## Directive
Write out each line that follows exactly as it stands, without the pictures.
============
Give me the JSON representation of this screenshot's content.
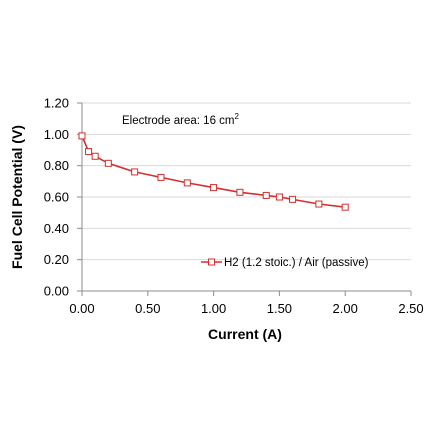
{
  "chart_data": {
    "type": "line",
    "title": "",
    "xlabel": "Current  (A)",
    "ylabel": "Fuel Cell Potential (V)",
    "xlim": [
      0,
      2.5
    ],
    "ylim": [
      0,
      1.2
    ],
    "xticks": [
      "0.00",
      "0.50",
      "1.00",
      "1.50",
      "2.00",
      "2.50"
    ],
    "yticks": [
      "0.00",
      "0.20",
      "0.40",
      "0.60",
      "0.80",
      "1.00",
      "1.20"
    ],
    "grid": "horizontal",
    "legend_position": "bottom-right",
    "annotation": {
      "text": "Electrode area: 16 cm",
      "superscript": "2"
    },
    "series": [
      {
        "name": "H2 (1.2 stoic.) / Air (passive)",
        "color": "#d32f2f",
        "marker": "open-square",
        "x": [
          0.0,
          0.05,
          0.1,
          0.2,
          0.4,
          0.6,
          0.8,
          1.0,
          1.2,
          1.4,
          1.5,
          1.6,
          1.8,
          2.0
        ],
        "y": [
          0.99,
          0.89,
          0.86,
          0.815,
          0.76,
          0.725,
          0.69,
          0.66,
          0.63,
          0.61,
          0.6,
          0.585,
          0.555,
          0.535
        ]
      }
    ]
  }
}
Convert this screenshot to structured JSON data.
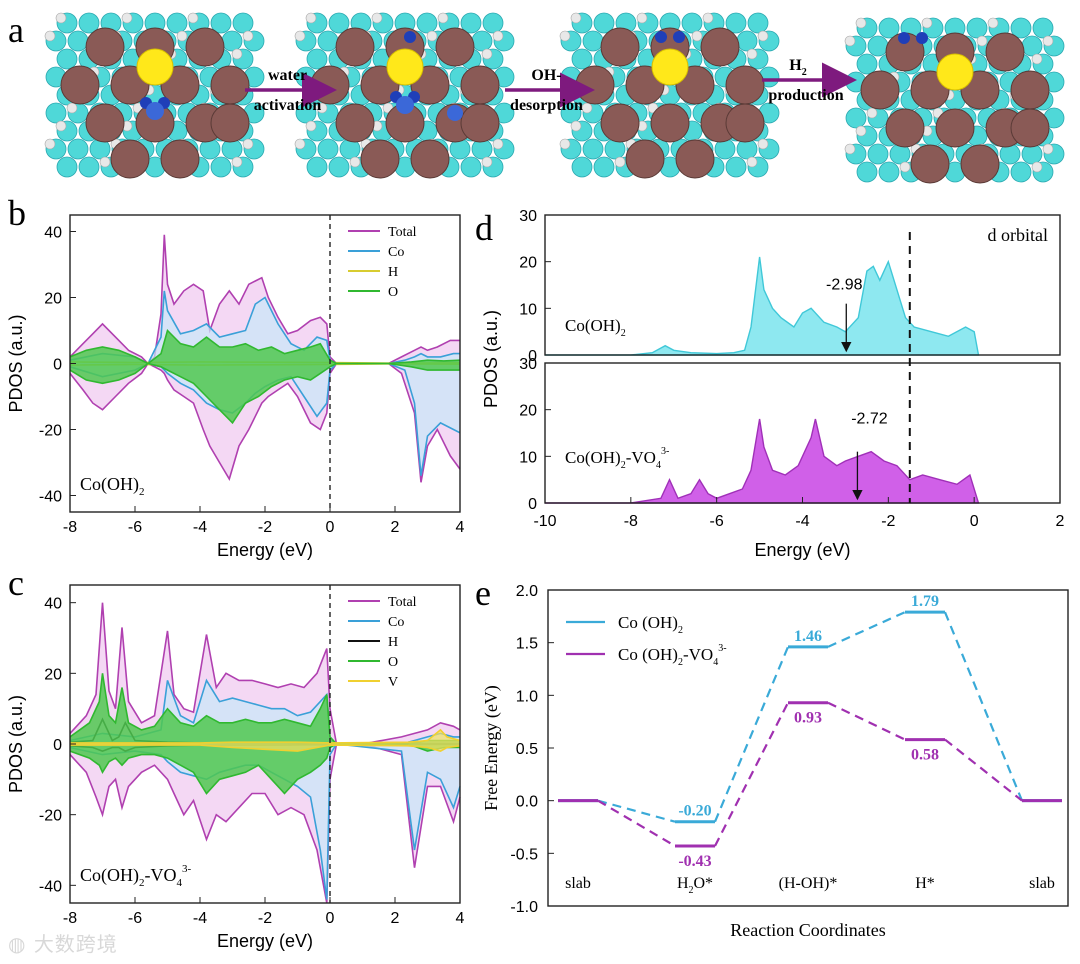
============
## Output for this task
Give me the JSON representation of this screenshot's content.
{
  "chart_data": {
    "type": "line",
    "title": "",
    "xlabel": "Current  (A)",
    "ylabel": "Fuel Cell Potential (V)",
    "xlim": [
      0,
      2.5
    ],
    "ylim": [
      0,
      1.2
    ],
    "xticks": [
      "0.00",
      "0.50",
      "1.00",
      "1.50",
      "2.00",
      "2.50"
    ],
    "yticks": [
      "0.00",
      "0.20",
      "0.40",
      "0.60",
      "0.80",
      "1.00",
      "1.20"
    ],
    "grid": "horizontal",
    "legend_position": "bottom-right",
    "annotation": {
      "text": "Electrode area: 16 cm",
      "superscript": "2"
    },
    "series": [
      {
        "name": "H2 (1.2 stoic.) / Air (passive)",
        "color": "#d32f2f",
        "marker": "open-square",
        "x": [
          0.0,
          0.05,
          0.1,
          0.2,
          0.4,
          0.6,
          0.8,
          1.0,
          1.2,
          1.4,
          1.5,
          1.6,
          1.8,
          2.0
        ],
        "y": [
          0.99,
          0.89,
          0.86,
          0.815,
          0.76,
          0.725,
          0.69,
          0.66,
          0.63,
          0.61,
          0.6,
          0.585,
          0.555,
          0.535
        ]
      }
    ]
  }
}
Convert this screenshot to structured JSON data.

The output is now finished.